WORK TO BE COMPLETED: Extract the full listing below without altering a single character.

Stored items:

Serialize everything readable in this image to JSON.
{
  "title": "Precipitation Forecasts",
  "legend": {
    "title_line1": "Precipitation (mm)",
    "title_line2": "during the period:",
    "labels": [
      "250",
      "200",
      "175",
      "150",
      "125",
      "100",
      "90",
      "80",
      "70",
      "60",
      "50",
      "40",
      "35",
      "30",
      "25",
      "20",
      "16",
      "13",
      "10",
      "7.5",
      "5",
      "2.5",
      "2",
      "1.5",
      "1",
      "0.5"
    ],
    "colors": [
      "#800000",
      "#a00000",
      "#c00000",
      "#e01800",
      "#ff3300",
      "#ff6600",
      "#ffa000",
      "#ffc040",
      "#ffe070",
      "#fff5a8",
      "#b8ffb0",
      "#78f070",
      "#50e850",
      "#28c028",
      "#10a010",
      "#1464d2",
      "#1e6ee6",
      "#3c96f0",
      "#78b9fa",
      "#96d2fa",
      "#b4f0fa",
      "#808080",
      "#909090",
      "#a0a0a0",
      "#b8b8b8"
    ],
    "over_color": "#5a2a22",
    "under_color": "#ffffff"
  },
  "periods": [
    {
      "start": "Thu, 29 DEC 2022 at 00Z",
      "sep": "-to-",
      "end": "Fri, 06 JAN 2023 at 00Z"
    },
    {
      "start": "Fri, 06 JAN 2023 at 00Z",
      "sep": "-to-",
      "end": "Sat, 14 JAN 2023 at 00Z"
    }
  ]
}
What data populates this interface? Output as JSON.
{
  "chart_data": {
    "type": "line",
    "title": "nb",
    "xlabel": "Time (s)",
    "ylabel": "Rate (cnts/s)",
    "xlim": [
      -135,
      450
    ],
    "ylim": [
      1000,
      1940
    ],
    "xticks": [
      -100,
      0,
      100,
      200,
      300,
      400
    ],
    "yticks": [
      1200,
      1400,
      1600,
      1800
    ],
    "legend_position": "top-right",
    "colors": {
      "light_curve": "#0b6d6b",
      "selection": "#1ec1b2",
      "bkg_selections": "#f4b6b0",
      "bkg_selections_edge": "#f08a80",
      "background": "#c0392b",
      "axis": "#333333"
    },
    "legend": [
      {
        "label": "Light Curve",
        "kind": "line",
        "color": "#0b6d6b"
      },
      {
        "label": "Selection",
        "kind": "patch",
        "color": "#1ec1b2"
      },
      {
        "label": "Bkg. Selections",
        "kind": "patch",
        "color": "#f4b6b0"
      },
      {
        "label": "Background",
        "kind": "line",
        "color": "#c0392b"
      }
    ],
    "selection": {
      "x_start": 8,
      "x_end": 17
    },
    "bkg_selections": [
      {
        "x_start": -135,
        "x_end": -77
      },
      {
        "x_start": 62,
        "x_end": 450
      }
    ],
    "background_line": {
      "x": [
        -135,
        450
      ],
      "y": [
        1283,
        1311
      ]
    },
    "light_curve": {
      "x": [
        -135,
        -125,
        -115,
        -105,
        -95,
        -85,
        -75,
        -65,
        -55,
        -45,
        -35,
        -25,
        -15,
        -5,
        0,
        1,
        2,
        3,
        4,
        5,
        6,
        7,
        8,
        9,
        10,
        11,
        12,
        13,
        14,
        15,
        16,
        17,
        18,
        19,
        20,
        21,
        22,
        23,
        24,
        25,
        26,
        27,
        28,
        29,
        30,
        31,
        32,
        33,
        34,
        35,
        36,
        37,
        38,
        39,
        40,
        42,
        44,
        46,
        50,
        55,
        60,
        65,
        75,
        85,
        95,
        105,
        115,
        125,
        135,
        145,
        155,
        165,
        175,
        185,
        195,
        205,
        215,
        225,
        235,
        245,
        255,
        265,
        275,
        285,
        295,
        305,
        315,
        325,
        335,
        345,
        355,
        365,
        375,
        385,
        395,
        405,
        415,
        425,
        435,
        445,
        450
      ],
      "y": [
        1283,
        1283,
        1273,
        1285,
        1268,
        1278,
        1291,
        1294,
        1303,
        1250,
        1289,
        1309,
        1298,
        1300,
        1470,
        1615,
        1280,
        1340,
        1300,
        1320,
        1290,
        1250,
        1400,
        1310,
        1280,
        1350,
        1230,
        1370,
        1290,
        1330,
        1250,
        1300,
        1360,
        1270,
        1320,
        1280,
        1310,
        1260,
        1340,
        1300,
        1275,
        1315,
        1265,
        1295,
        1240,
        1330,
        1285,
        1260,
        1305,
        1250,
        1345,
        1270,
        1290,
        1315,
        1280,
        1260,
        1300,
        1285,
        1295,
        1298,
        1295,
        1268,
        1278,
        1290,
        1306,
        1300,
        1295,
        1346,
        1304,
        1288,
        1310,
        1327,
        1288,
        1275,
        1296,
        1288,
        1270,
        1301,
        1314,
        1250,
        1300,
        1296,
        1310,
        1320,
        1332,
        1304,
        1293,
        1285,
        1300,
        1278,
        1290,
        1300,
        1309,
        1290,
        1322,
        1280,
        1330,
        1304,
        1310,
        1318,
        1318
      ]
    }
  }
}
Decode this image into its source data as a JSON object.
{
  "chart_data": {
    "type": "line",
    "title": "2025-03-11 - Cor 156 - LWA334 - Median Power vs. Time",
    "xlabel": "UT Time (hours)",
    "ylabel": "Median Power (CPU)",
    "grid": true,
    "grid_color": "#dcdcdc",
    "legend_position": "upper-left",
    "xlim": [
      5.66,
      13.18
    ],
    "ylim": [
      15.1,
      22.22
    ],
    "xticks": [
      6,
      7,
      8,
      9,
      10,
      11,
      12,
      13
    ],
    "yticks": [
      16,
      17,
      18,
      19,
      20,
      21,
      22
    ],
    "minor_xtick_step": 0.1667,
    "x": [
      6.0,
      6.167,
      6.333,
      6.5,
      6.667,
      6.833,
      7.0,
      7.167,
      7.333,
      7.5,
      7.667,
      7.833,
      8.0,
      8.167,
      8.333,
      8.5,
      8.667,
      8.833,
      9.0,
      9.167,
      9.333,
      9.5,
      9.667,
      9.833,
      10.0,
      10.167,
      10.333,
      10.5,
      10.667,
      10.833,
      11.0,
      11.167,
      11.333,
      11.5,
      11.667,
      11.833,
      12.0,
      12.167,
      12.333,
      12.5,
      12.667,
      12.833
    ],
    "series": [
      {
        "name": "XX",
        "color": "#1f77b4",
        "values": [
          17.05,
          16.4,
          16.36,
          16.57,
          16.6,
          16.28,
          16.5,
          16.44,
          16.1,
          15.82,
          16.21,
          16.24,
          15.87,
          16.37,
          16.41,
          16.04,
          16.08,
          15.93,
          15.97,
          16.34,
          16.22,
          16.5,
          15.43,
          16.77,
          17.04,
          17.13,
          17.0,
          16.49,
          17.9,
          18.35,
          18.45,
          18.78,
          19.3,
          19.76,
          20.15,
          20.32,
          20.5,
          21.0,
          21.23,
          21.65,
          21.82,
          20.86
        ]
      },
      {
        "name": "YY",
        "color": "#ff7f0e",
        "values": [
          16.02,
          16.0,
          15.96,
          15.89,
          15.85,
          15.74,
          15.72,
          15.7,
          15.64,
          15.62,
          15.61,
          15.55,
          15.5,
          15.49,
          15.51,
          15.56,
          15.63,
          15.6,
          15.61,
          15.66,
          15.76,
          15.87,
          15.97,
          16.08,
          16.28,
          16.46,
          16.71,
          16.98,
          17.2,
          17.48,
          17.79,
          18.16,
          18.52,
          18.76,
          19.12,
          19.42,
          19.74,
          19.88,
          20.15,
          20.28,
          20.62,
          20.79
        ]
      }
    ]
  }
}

FULL OUTPUT:
Serialize everything readable in this image to JSON.
{
  "title": "Precipitation Forecasts",
  "legend": {
    "title_line1": "Precipitation (mm)",
    "title_line2": "during the period:",
    "labels": [
      "250",
      "200",
      "175",
      "150",
      "125",
      "100",
      "90",
      "80",
      "70",
      "60",
      "50",
      "40",
      "35",
      "30",
      "25",
      "20",
      "16",
      "13",
      "10",
      "7.5",
      "5",
      "2.5",
      "2",
      "1.5",
      "1",
      "0.5"
    ],
    "colors": [
      "#800000",
      "#a00000",
      "#c00000",
      "#e01800",
      "#ff3300",
      "#ff6600",
      "#ffa000",
      "#ffc040",
      "#ffe070",
      "#fff5a8",
      "#b8ffb0",
      "#78f070",
      "#50e850",
      "#28c028",
      "#10a010",
      "#1464d2",
      "#1e6ee6",
      "#3c96f0",
      "#78b9fa",
      "#96d2fa",
      "#b4f0fa",
      "#808080",
      "#909090",
      "#a0a0a0",
      "#b8b8b8"
    ],
    "over_color": "#5a2a22",
    "under_color": "#ffffff"
  },
  "periods": [
    {
      "start": "Thu, 29 DEC 2022 at 00Z",
      "sep": "-to-",
      "end": "Fri, 06 JAN 2023 at 00Z"
    },
    {
      "start": "Fri, 06 JAN 2023 at 00Z",
      "sep": "-to-",
      "end": "Sat, 14 JAN 2023 at 00Z"
    }
  ]
}
What data populates this interface? Output as JSON.
{
  "chart_data": {
    "type": "line",
    "title": "nb",
    "xlabel": "Time (s)",
    "ylabel": "Rate (cnts/s)",
    "xlim": [
      -135,
      450
    ],
    "ylim": [
      1000,
      1940
    ],
    "xticks": [
      -100,
      0,
      100,
      200,
      300,
      400
    ],
    "yticks": [
      1200,
      1400,
      1600,
      1800
    ],
    "legend_position": "top-right",
    "colors": {
      "light_curve": "#0b6d6b",
      "selection": "#1ec1b2",
      "bkg_selections": "#f4b6b0",
      "bkg_selections_edge": "#f08a80",
      "background": "#c0392b",
      "axis": "#333333"
    },
    "legend": [
      {
        "label": "Light Curve",
        "kind": "line",
        "color": "#0b6d6b"
      },
      {
        "label": "Selection",
        "kind": "patch",
        "color": "#1ec1b2"
      },
      {
        "label": "Bkg. Selections",
        "kind": "patch",
        "color": "#f4b6b0"
      },
      {
        "label": "Background",
        "kind": "line",
        "color": "#c0392b"
      }
    ],
    "selection": {
      "x_start": 8,
      "x_end": 17
    },
    "bkg_selections": [
      {
        "x_start": -135,
        "x_end": -77
      },
      {
        "x_start": 62,
        "x_end": 450
      }
    ],
    "background_line": {
      "x": [
        -135,
        450
      ],
      "y": [
        1283,
        1311
      ]
    },
    "light_curve": {
      "x": [
        -135,
        -125,
        -115,
        -105,
        -95,
        -85,
        -75,
        -65,
        -55,
        -45,
        -35,
        -25,
        -15,
        -5,
        0,
        1,
        2,
        3,
        4,
        5,
        6,
        7,
        8,
        9,
        10,
        11,
        12,
        13,
        14,
        15,
        16,
        17,
        18,
        19,
        20,
        21,
        22,
        23,
        24,
        25,
        26,
        27,
        28,
        29,
        30,
        31,
        32,
        33,
        34,
        35,
        36,
        37,
        38,
        39,
        40,
        42,
        44,
        46,
        50,
        55,
        60,
        65,
        75,
        85,
        95,
        105,
        115,
        125,
        135,
        145,
        155,
        165,
        175,
        185,
        195,
        205,
        215,
        225,
        235,
        245,
        255,
        265,
        275,
        285,
        295,
        305,
        315,
        325,
        335,
        345,
        355,
        365,
        375,
        385,
        395,
        405,
        415,
        425,
        435,
        445,
        450
      ],
      "y": [
        1283,
        1283,
        1273,
        1285,
        1268,
        1278,
        1291,
        1294,
        1303,
        1250,
        1289,
        1309,
        1298,
        1300,
        1470,
        1615,
        1280,
        1340,
        1300,
        1320,
        1290,
        1250,
        1400,
        1310,
        1280,
        1350,
        1230,
        1370,
        1290,
        1330,
        1250,
        1300,
        1360,
        1270,
        1320,
        1280,
        1310,
        1260,
        1340,
        1300,
        1275,
        1315,
        1265,
        1295,
        1240,
        1330,
        1285,
        1260,
        1305,
        1250,
        1345,
        1270,
        1290,
        1315,
        1280,
        1260,
        1300,
        1285,
        1295,
        1298,
        1295,
        1268,
        1278,
        1290,
        1306,
        1300,
        1295,
        1346,
        1304,
        1288,
        1310,
        1327,
        1288,
        1275,
        1296,
        1288,
        1270,
        1301,
        1314,
        1250,
        1300,
        1296,
        1310,
        1320,
        1332,
        1304,
        1293,
        1285,
        1300,
        1278,
        1290,
        1300,
        1309,
        1290,
        1322,
        1280,
        1330,
        1304,
        1310,
        1318,
        1318
      ]
    }
  }
}
Decode this image into its source data as a JSON object.
{
  "chart_data": {
    "type": "line",
    "title": "2025-03-11 - Cor 156 - LWA334 - Median Power vs. Time",
    "xlabel": "UT Time (hours)",
    "ylabel": "Median Power (CPU)",
    "grid": true,
    "grid_color": "#dcdcdc",
    "legend_position": "upper-left",
    "xlim": [
      5.66,
      13.18
    ],
    "ylim": [
      15.1,
      22.22
    ],
    "xticks": [
      6,
      7,
      8,
      9,
      10,
      11,
      12,
      13
    ],
    "yticks": [
      16,
      17,
      18,
      19,
      20,
      21,
      22
    ],
    "minor_xtick_step": 0.1667,
    "x": [
      6.0,
      6.167,
      6.333,
      6.5,
      6.667,
      6.833,
      7.0,
      7.167,
      7.333,
      7.5,
      7.667,
      7.833,
      8.0,
      8.167,
      8.333,
      8.5,
      8.667,
      8.833,
      9.0,
      9.167,
      9.333,
      9.5,
      9.667,
      9.833,
      10.0,
      10.167,
      10.333,
      10.5,
      10.667,
      10.833,
      11.0,
      11.167,
      11.333,
      11.5,
      11.667,
      11.833,
      12.0,
      12.167,
      12.333,
      12.5,
      12.667,
      12.833
    ],
    "series": [
      {
        "name": "XX",
        "color": "#1f77b4",
        "values": [
          17.05,
          16.4,
          16.36,
          16.57,
          16.6,
          16.28,
          16.5,
          16.44,
          16.1,
          15.82,
          16.21,
          16.24,
          15.87,
          16.37,
          16.41,
          16.04,
          16.08,
          15.93,
          15.97,
          16.34,
          16.22,
          16.5,
          15.43,
          16.77,
          17.04,
          17.13,
          17.0,
          16.49,
          17.9,
          18.35,
          18.45,
          18.78,
          19.3,
          19.76,
          20.15,
          20.32,
          20.5,
          21.0,
          21.23,
          21.65,
          21.82,
          20.86
        ]
      },
      {
        "name": "YY",
        "color": "#ff7f0e",
        "values": [
          16.02,
          16.0,
          15.96,
          15.89,
          15.85,
          15.74,
          15.72,
          15.7,
          15.64,
          15.62,
          15.61,
          15.55,
          15.5,
          15.49,
          15.51,
          15.56,
          15.63,
          15.6,
          15.61,
          15.66,
          15.76,
          15.87,
          15.97,
          16.08,
          16.28,
          16.46,
          16.71,
          16.98,
          17.2,
          17.48,
          17.79,
          18.16,
          18.52,
          18.76,
          19.12,
          19.42,
          19.74,
          19.88,
          20.15,
          20.28,
          20.62,
          20.79
        ]
      }
    ]
  }
}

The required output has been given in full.